### Objective
Only the number is needed: how many lines of the records include "лютого"?

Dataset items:
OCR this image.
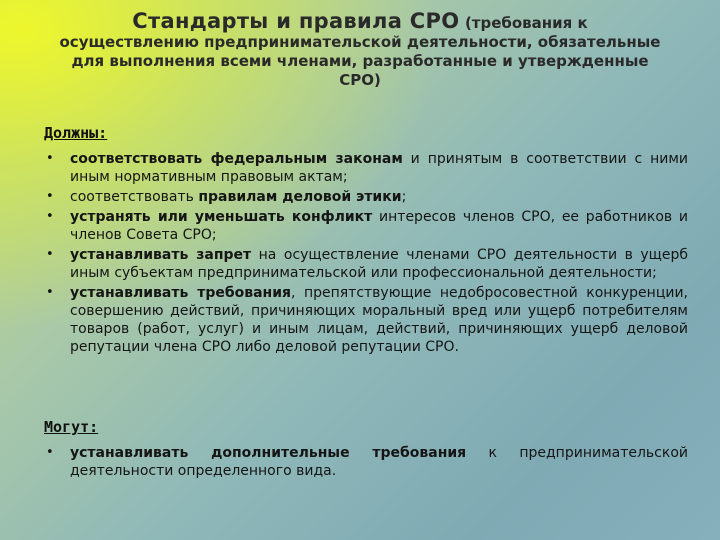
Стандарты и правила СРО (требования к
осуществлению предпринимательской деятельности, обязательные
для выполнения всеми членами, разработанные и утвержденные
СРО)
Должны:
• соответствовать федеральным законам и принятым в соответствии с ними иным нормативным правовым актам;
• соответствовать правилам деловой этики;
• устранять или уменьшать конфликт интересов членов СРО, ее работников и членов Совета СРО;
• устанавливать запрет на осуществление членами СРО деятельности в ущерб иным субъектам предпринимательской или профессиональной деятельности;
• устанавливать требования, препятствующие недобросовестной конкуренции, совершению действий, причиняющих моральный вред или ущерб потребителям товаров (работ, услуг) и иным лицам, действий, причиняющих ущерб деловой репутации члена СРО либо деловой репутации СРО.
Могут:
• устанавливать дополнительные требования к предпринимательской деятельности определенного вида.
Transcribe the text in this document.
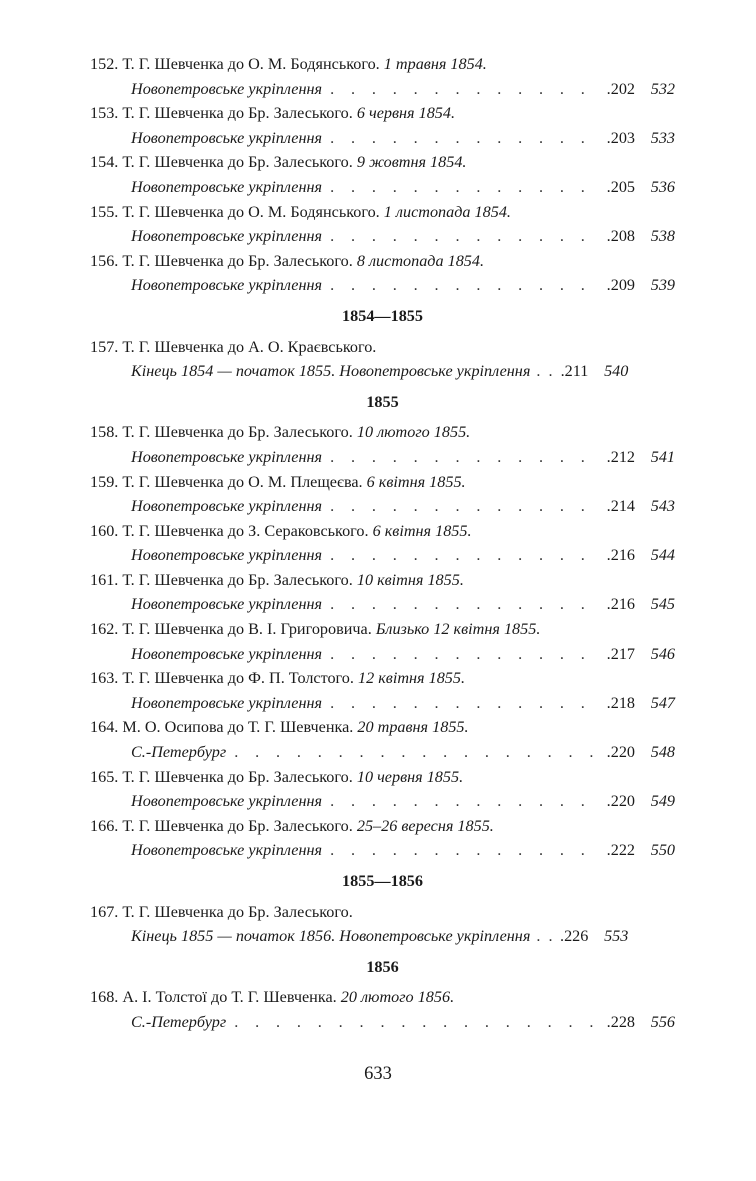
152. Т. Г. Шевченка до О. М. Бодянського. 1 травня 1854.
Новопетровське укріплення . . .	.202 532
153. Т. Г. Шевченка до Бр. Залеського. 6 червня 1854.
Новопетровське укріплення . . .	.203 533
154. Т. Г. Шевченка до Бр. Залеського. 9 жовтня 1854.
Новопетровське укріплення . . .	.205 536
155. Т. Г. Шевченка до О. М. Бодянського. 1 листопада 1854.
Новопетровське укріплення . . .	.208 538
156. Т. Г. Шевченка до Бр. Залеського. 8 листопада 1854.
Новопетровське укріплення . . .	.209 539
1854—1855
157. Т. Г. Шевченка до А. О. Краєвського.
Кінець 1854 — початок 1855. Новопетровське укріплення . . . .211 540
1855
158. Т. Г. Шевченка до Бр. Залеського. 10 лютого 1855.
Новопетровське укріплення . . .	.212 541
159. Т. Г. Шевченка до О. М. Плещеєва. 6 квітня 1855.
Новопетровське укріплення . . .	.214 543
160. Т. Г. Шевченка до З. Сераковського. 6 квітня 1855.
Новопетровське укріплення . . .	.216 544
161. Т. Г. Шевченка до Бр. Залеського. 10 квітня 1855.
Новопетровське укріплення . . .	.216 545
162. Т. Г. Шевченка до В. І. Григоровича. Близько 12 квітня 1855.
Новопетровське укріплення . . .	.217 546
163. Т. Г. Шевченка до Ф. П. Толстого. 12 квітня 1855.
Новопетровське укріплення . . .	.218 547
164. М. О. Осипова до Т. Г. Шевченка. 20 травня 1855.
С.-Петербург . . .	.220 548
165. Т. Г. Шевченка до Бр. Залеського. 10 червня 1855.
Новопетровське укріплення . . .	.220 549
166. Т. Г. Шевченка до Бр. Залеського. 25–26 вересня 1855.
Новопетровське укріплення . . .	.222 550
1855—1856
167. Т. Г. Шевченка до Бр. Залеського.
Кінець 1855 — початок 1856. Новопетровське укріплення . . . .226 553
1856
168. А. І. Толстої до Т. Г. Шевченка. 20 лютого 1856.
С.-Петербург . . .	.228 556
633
* * *
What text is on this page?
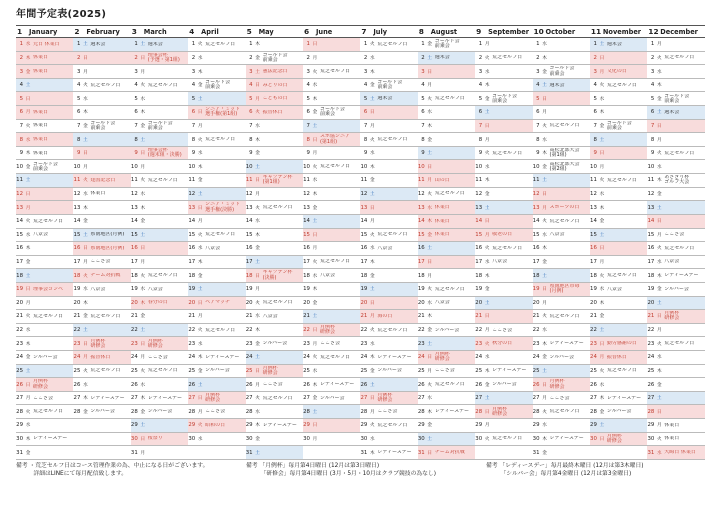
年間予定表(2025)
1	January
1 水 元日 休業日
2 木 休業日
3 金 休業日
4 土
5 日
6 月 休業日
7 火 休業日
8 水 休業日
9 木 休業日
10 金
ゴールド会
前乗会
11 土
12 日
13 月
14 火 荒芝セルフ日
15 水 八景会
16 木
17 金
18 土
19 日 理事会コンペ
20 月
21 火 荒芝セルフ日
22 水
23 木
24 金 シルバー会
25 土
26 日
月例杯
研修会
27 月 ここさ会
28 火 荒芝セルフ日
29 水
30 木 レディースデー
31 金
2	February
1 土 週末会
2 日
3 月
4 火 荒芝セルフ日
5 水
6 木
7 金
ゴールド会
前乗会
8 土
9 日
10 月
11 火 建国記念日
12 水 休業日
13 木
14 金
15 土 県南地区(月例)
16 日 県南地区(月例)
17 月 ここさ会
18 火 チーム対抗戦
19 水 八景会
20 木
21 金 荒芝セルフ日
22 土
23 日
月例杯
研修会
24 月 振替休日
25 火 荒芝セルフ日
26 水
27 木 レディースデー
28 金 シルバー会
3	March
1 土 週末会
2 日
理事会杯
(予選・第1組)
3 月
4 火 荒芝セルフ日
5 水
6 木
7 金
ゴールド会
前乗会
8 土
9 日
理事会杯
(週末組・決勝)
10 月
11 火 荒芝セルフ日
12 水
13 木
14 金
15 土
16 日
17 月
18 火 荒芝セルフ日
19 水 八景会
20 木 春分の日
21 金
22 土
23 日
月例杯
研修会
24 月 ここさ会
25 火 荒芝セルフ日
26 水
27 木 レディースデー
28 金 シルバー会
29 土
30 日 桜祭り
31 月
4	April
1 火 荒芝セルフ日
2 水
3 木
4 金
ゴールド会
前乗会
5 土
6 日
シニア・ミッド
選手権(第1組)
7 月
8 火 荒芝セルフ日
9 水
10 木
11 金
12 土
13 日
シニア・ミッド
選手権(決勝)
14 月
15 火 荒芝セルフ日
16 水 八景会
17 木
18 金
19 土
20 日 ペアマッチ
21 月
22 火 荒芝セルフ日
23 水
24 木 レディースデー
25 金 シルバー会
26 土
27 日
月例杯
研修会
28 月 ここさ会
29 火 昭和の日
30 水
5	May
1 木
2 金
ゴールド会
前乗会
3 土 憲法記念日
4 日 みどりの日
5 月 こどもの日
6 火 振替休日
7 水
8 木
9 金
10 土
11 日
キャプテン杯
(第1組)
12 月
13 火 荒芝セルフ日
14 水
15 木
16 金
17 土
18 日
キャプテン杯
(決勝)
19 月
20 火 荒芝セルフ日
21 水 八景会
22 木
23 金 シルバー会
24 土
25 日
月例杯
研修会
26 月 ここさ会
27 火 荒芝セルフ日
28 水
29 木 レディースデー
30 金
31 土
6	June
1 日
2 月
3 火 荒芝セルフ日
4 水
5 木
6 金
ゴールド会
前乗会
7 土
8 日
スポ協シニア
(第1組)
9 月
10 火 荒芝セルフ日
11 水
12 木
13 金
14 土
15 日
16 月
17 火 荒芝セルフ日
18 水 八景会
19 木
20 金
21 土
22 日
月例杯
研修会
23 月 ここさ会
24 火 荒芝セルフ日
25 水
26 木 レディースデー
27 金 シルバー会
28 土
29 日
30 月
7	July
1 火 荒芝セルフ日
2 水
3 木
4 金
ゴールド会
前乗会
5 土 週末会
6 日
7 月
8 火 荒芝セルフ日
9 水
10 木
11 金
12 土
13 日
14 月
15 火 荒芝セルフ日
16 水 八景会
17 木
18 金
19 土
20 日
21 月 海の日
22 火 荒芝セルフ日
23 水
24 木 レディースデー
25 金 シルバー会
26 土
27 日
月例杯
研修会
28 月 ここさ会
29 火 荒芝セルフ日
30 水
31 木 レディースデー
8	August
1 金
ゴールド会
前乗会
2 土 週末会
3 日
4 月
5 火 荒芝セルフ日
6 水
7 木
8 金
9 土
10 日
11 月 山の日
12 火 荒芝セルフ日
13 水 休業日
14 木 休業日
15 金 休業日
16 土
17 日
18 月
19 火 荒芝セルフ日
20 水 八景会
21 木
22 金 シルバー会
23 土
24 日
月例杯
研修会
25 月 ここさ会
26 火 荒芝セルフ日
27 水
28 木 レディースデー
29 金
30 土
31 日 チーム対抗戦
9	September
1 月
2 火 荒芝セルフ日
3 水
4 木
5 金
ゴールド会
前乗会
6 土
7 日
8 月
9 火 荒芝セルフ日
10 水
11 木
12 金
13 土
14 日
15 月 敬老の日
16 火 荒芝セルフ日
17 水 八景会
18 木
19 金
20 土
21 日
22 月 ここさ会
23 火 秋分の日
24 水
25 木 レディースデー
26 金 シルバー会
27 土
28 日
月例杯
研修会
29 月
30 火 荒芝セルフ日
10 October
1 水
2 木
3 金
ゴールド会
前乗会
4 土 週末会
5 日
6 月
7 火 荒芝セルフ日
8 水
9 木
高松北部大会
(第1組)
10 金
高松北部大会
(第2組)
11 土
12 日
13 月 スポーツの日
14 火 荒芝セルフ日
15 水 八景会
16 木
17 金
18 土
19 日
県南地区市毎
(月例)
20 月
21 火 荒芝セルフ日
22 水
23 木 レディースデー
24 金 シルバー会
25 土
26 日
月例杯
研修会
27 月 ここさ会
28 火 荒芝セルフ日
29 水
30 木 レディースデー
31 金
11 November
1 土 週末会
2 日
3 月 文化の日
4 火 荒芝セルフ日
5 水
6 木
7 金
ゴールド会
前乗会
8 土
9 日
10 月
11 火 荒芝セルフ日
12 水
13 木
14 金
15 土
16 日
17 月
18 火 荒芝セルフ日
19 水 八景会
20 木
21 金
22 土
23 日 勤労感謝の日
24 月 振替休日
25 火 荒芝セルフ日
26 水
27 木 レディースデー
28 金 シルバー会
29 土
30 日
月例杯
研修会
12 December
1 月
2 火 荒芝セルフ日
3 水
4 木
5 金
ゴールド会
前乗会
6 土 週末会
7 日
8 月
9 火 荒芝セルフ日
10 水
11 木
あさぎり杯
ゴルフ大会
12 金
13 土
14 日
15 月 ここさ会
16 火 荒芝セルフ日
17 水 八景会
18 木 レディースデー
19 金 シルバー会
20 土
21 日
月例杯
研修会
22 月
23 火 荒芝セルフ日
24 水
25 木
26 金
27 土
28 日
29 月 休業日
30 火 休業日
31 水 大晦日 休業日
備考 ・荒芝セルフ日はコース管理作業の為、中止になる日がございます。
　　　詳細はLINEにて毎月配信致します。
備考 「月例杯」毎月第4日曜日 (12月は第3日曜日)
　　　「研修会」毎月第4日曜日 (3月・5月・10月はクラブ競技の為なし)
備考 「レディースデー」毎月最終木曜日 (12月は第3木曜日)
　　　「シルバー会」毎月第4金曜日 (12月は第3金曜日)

### Final result
2